Records excerpted from a collection
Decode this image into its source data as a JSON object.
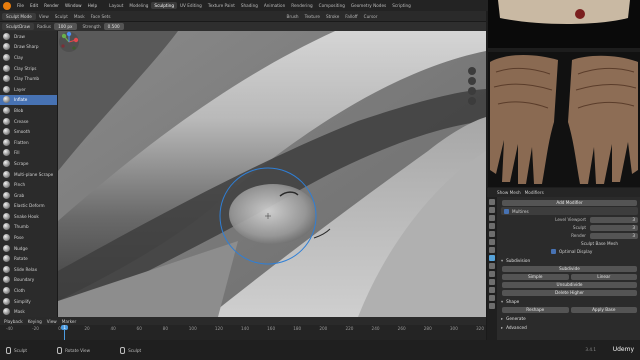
{
  "menubar": {
    "items": [
      "File",
      "Edit",
      "Render",
      "Window",
      "Help"
    ],
    "tabs": [
      "Layout",
      "Modeling",
      "Sculpting",
      "UV Editing",
      "Texture Paint",
      "Shading",
      "Animation",
      "Rendering",
      "Compositing",
      "Geometry Nodes",
      "Scripting"
    ],
    "active_tab": "Sculpting",
    "scene": "Scene",
    "view_layer": "ViewLayer"
  },
  "toolheader": {
    "mode": "Sculpt Mode",
    "menus": [
      "View",
      "Sculpt",
      "Mask",
      "Face Sets"
    ],
    "brush": "SculptDraw",
    "radius_label": "Radius",
    "radius_value": "100 px",
    "strength_label": "Strength",
    "strength_value": "0.500",
    "dropdowns": [
      "Brush",
      "Texture",
      "Stroke",
      "Falloff",
      "Cursor"
    ]
  },
  "brushes": [
    "Draw",
    "Draw Sharp",
    "Clay",
    "Clay Strips",
    "Clay Thumb",
    "Layer",
    "Inflate",
    "Blob",
    "Crease",
    "Smooth",
    "Flatten",
    "Fill",
    "Scrape",
    "Multi-plane Scrape",
    "Pinch",
    "Grab",
    "Elastic Deform",
    "Snake Hook",
    "Thumb",
    "Pose",
    "Nudge",
    "Rotate",
    "Slide Relax",
    "Boundary",
    "Cloth",
    "Simplify",
    "Mask"
  ],
  "active_brush_index": 6,
  "viewport": {
    "gizmo_axes": [
      "X",
      "Y",
      "Z"
    ]
  },
  "props": {
    "object_name": "Show Mesh",
    "modifier_tab": "Modifiers",
    "add_modifier": "Add Modifier",
    "modifier_name": "Multires",
    "rows": [
      {
        "label": "Level Viewport",
        "value": "3"
      },
      {
        "label": "Sculpt",
        "value": "3"
      },
      {
        "label": "Render",
        "value": "3"
      }
    ],
    "sculpt_base": "Sculpt Base Mesh",
    "optimal_display": "Optimal Display",
    "subdivision_section": "Subdivision",
    "subdivide": "Subdivide",
    "simple": "Simple",
    "linear": "Linear",
    "unsubdivide": "Unsubdivide",
    "delete_higher": "Delete Higher",
    "shape_section": "Shape",
    "reshape": "Reshape",
    "apply_base": "Apply Base",
    "generate_section": "Generate",
    "advanced_section": "Advanced"
  },
  "timeline": {
    "menus": [
      "Playback",
      "Keying",
      "View",
      "Marker"
    ],
    "ticks": [
      "-40",
      "-20",
      "0",
      "20",
      "40",
      "60",
      "80",
      "100",
      "120",
      "140",
      "160",
      "180",
      "200",
      "220",
      "240",
      "260",
      "280",
      "300",
      "320"
    ],
    "current_frame": "1"
  },
  "statusbar": {
    "items": [
      "Sculpt",
      "Rotate View",
      "Sculpt"
    ],
    "version": "3.4.1",
    "brand": "Udemy"
  },
  "colors": {
    "accent": "#4772b3",
    "gizmo_x": "#e5484d",
    "gizmo_y": "#6ab04c",
    "gizmo_z": "#4b8ef0",
    "brush_cursor": "#2f7fd6"
  }
}
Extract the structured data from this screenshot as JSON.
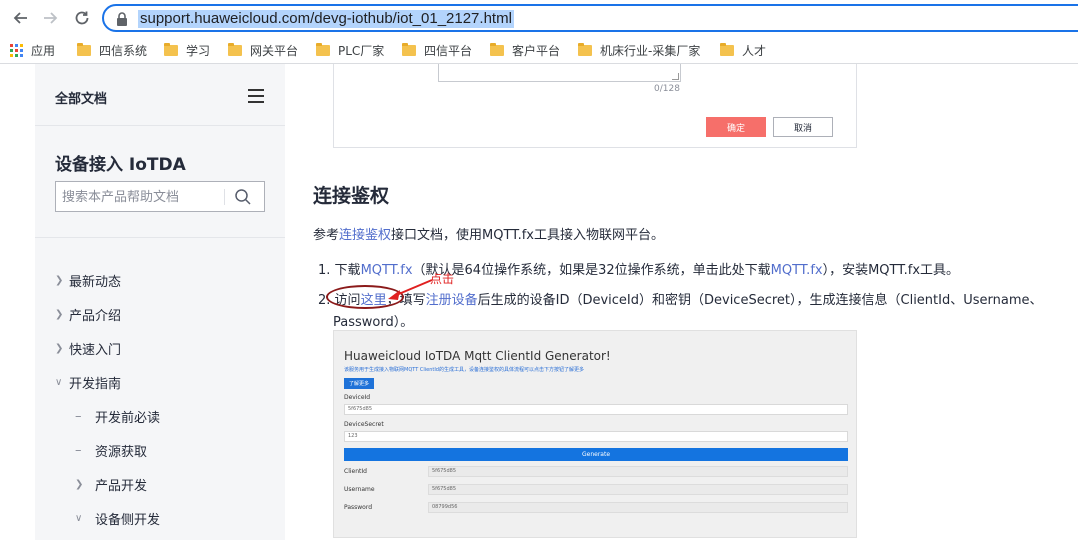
{
  "browser": {
    "url": "support.huaweicloud.com/devg-iothub/iot_01_2127.html",
    "bookmarks": [
      {
        "label": "应用",
        "icon": "apps-grid-icon"
      },
      {
        "label": "四信系统",
        "icon": "folder-icon"
      },
      {
        "label": "学习",
        "icon": "folder-icon"
      },
      {
        "label": "网关平台",
        "icon": "folder-icon"
      },
      {
        "label": "PLC厂家",
        "icon": "folder-icon"
      },
      {
        "label": "四信平台",
        "icon": "folder-icon"
      },
      {
        "label": "客户平台",
        "icon": "folder-icon"
      },
      {
        "label": "机床行业-采集厂家",
        "icon": "folder-icon"
      },
      {
        "label": "人才",
        "icon": "folder-icon"
      }
    ]
  },
  "sidebar": {
    "all_docs": "全部文档",
    "product_title": "设备接入 IoTDA",
    "search_placeholder": "搜索本产品帮助文档",
    "items": [
      {
        "label": "最新动态",
        "state": "collapsed"
      },
      {
        "label": "产品介绍",
        "state": "collapsed"
      },
      {
        "label": "快速入门",
        "state": "collapsed"
      },
      {
        "label": "开发指南",
        "state": "expanded"
      },
      {
        "label": "开发前必读",
        "state": "leaf"
      },
      {
        "label": "资源获取",
        "state": "leaf"
      },
      {
        "label": "产品开发",
        "state": "collapsed"
      },
      {
        "label": "设备侧开发",
        "state": "expanded"
      }
    ]
  },
  "feedback_box": {
    "counter": "0/128",
    "confirm": "确定",
    "cancel": "取消"
  },
  "content": {
    "heading": "连接鉴权",
    "intro_prefix": "参考",
    "intro_link": "连接鉴权",
    "intro_suffix": "接口文档，使用MQTT.fx工具接入物联网平台。",
    "step1": {
      "num": "1.",
      "t1": "下载",
      "link1": "MQTT.fx",
      "t2": "（默认是64位操作系统，如果是32位操作系统，单击此处下载",
      "link2": "MQTT.fx",
      "t3": "），安装MQTT.fx工具。"
    },
    "step2": {
      "num": "2.",
      "t1": "访问",
      "link1": "这里",
      "t2": "，填写",
      "link2": "注册设备",
      "t3": "后生成的设备ID（DeviceId）和密钥（DeviceSecret），生成连接信息（ClientId、Username、",
      "line2": "Password）。"
    },
    "annotation": "点击"
  },
  "generator": {
    "title": "Huaweicloud IoTDA Mqtt ClientId Generator!",
    "desc": "该服务用于生成接入物联网MQTT ClientId的生成工具，设备连接鉴权的具体流程可以点击下方按钮了解更多",
    "learn_more": "了解更多",
    "deviceid_label": "DeviceId",
    "deviceid_value": "5f675d85",
    "devicesecret_label": "DeviceSecret",
    "devicesecret_value": "123",
    "generate": "Generate",
    "rows": [
      {
        "label": "ClientId",
        "value": "5f675d85"
      },
      {
        "label": "Username",
        "value": "5f675d85"
      },
      {
        "label": "Password",
        "value": "08799d56"
      }
    ]
  }
}
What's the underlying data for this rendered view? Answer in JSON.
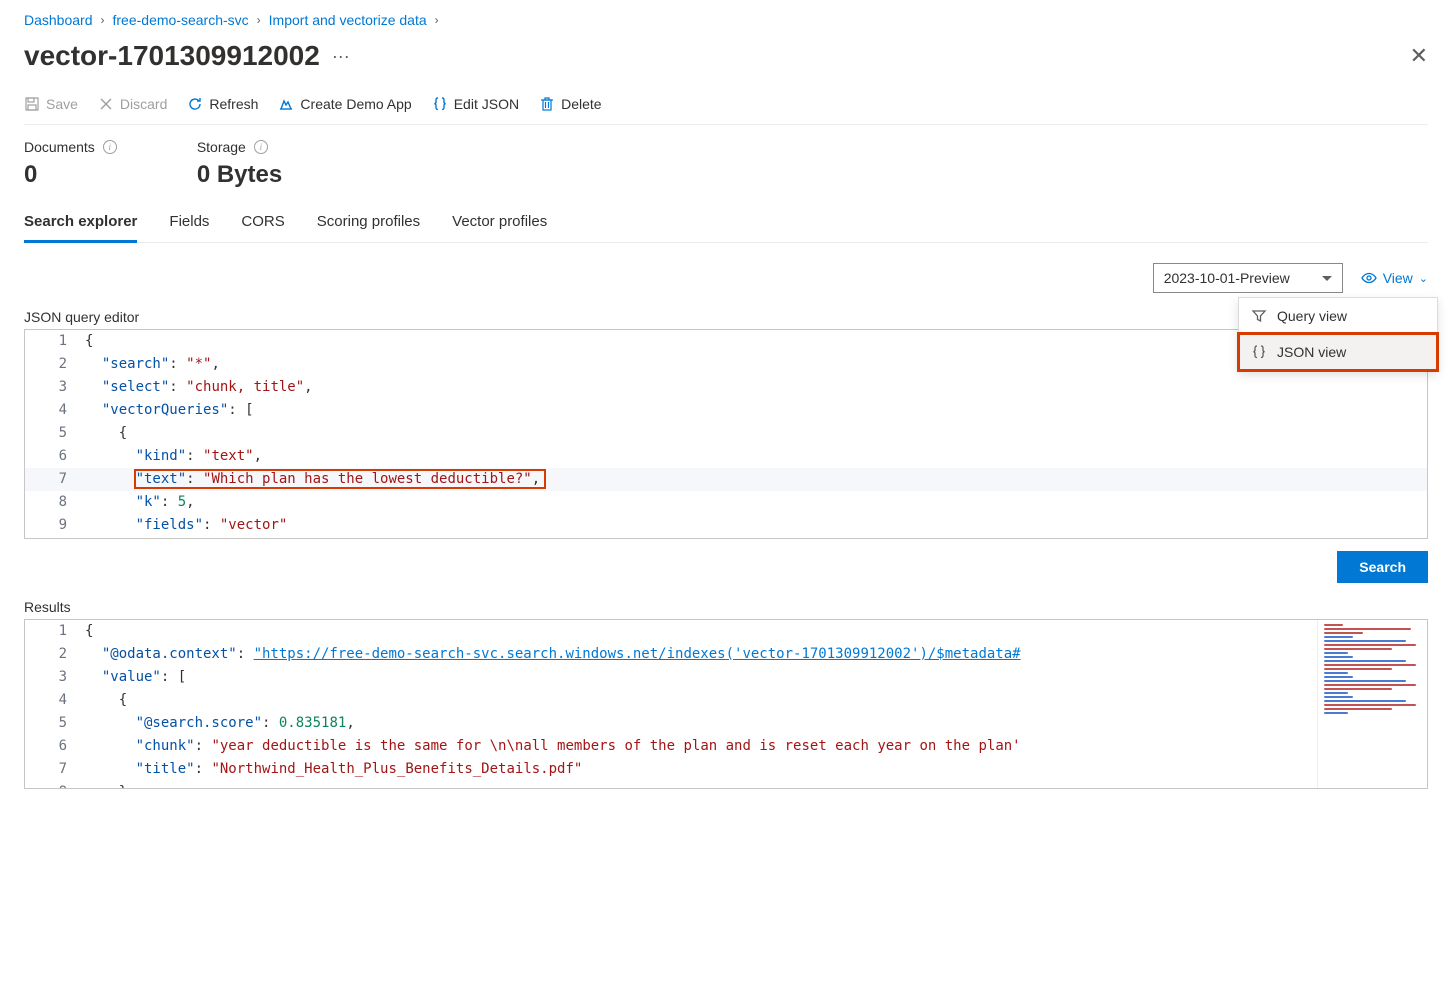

Written exercise
With the pictures left out, transcribe the material exactly.

Exercise result
Decode this image into its source data as a JSON object.
{
  "menubar": {
    "items": [
      "File",
      "Edit",
      "Render",
      "Window",
      "Help"
    ],
    "tabs": [
      "Layout",
      "Modeling",
      "Sculpting",
      "UV Editing",
      "Texture Paint",
      "Shading",
      "Animation",
      "Rendering",
      "Compositing",
      "Geometry Nodes",
      "Scripting"
    ],
    "active_tab": "Sculpting",
    "scene": "Scene",
    "view_layer": "ViewLayer"
  },
  "toolheader": {
    "mode": "Sculpt Mode",
    "menus": [
      "View",
      "Sculpt",
      "Mask",
      "Face Sets"
    ],
    "brush": "SculptDraw",
    "radius_label": "Radius",
    "radius_value": "100 px",
    "strength_label": "Strength",
    "strength_value": "0.500",
    "dropdowns": [
      "Brush",
      "Texture",
      "Stroke",
      "Falloff",
      "Cursor"
    ]
  },
  "brushes": [
    "Draw",
    "Draw Sharp",
    "Clay",
    "Clay Strips",
    "Clay Thumb",
    "Layer",
    "Inflate",
    "Blob",
    "Crease",
    "Smooth",
    "Flatten",
    "Fill",
    "Scrape",
    "Multi-plane Scrape",
    "Pinch",
    "Grab",
    "Elastic Deform",
    "Snake Hook",
    "Thumb",
    "Pose",
    "Nudge",
    "Rotate",
    "Slide Relax",
    "Boundary",
    "Cloth",
    "Simplify",
    "Mask"
  ],
  "active_brush_index": 6,
  "viewport": {
    "gizmo_axes": [
      "X",
      "Y",
      "Z"
    ]
  },
  "props": {
    "object_name": "Show Mesh",
    "modifier_tab": "Modifiers",
    "add_modifier": "Add Modifier",
    "modifier_name": "Multires",
    "rows": [
      {
        "label": "Level Viewport",
        "value": "3"
      },
      {
        "label": "Sculpt",
        "value": "3"
      },
      {
        "label": "Render",
        "value": "3"
      }
    ],
    "sculpt_base": "Sculpt Base Mesh",
    "optimal_display": "Optimal Display",
    "subdivision_section": "Subdivision",
    "subdivide": "Subdivide",
    "simple": "Simple",
    "linear": "Linear",
    "unsubdivide": "Unsubdivide",
    "delete_higher": "Delete Higher",
    "shape_section": "Shape",
    "reshape": "Reshape",
    "apply_base": "Apply Base",
    "generate_section": "Generate",
    "advanced_section": "Advanced"
  },
  "timeline": {
    "menus": [
      "Playback",
      "Keying",
      "View",
      "Marker"
    ],
    "ticks": [
      "-40",
      "-20",
      "0",
      "20",
      "40",
      "60",
      "80",
      "100",
      "120",
      "140",
      "160",
      "180",
      "200",
      "220",
      "240",
      "260",
      "280",
      "300",
      "320"
    ],
    "current_frame": "1"
  },
  "statusbar": {
    "items": [
      "Sculpt",
      "Rotate View",
      "Sculpt"
    ],
    "version": "3.4.1",
    "brand": "Udemy"
  },
  "colors": {
    "accent": "#4772b3",
    "gizmo_x": "#e5484d",
    "gizmo_y": "#6ab04c",
    "gizmo_z": "#4b8ef0",
    "brush_cursor": "#2f7fd6"
  }
}
Extract the structured data from this screenshot as JSON.
{
  "browser": {
    "url": "support.huaweicloud.com/devg-iothub/iot_01_2127.html",
    "bookmarks": [
      {
        "label": "应用",
        "icon": "apps-grid-icon"
      },
      {
        "label": "四信系统",
        "icon": "folder-icon"
      },
      {
        "label": "学习",
        "icon": "folder-icon"
      },
      {
        "label": "网关平台",
        "icon": "folder-icon"
      },
      {
        "label": "PLC厂家",
        "icon": "folder-icon"
      },
      {
        "label": "四信平台",
        "icon": "folder-icon"
      },
      {
        "label": "客户平台",
        "icon": "folder-icon"
      },
      {
        "label": "机床行业-采集厂家",
        "icon": "folder-icon"
      },
      {
        "label": "人才",
        "icon": "folder-icon"
      }
    ]
  },
  "sidebar": {
    "all_docs": "全部文档",
    "product_title": "设备接入 IoTDA",
    "search_placeholder": "搜索本产品帮助文档",
    "items": [
      {
        "label": "最新动态",
        "state": "collapsed"
      },
      {
        "label": "产品介绍",
        "state": "collapsed"
      },
      {
        "label": "快速入门",
        "state": "collapsed"
      },
      {
        "label": "开发指南",
        "state": "expanded"
      },
      {
        "label": "开发前必读",
        "state": "leaf"
      },
      {
        "label": "资源获取",
        "state": "leaf"
      },
      {
        "label": "产品开发",
        "state": "collapsed"
      },
      {
        "label": "设备侧开发",
        "state": "expanded"
      }
    ]
  },
  "feedback_box": {
    "counter": "0/128",
    "confirm": "确定",
    "cancel": "取消"
  },
  "content": {
    "heading": "连接鉴权",
    "intro_prefix": "参考",
    "intro_link": "连接鉴权",
    "intro_suffix": "接口文档，使用MQTT.fx工具接入物联网平台。",
    "step1": {
      "num": "1.",
      "t1": "下载",
      "link1": "MQTT.fx",
      "t2": "（默认是64位操作系统，如果是32位操作系统，单击此处下载",
      "link2": "MQTT.fx",
      "t3": "），安装MQTT.fx工具。"
    },
    "step2": {
      "num": "2.",
      "t1": "访问",
      "link1": "这里",
      "t2": "，填写",
      "link2": "注册设备",
      "t3": "后生成的设备ID（DeviceId）和密钥（DeviceSecret），生成连接信息（ClientId、Username、",
      "line2": "Password）。"
    },
    "annotation": "点击"
  },
  "generator": {
    "title": "Huaweicloud IoTDA Mqtt ClientId Generator!",
    "desc": "该服务用于生成接入物联网MQTT ClientId的生成工具，设备连接鉴权的具体流程可以点击下方按钮了解更多",
    "learn_more": "了解更多",
    "deviceid_label": "DeviceId",
    "deviceid_value": "5f675d85",
    "devicesecret_label": "DeviceSecret",
    "devicesecret_value": "123",
    "generate": "Generate",
    "rows": [
      {
        "label": "ClientId",
        "value": "5f675d85"
      },
      {
        "label": "Username",
        "value": "5f675d85"
      },
      {
        "label": "Password",
        "value": "08799d56"
      }
    ]
  }
}
What's the underlying data for this rendered view? Answer in JSON.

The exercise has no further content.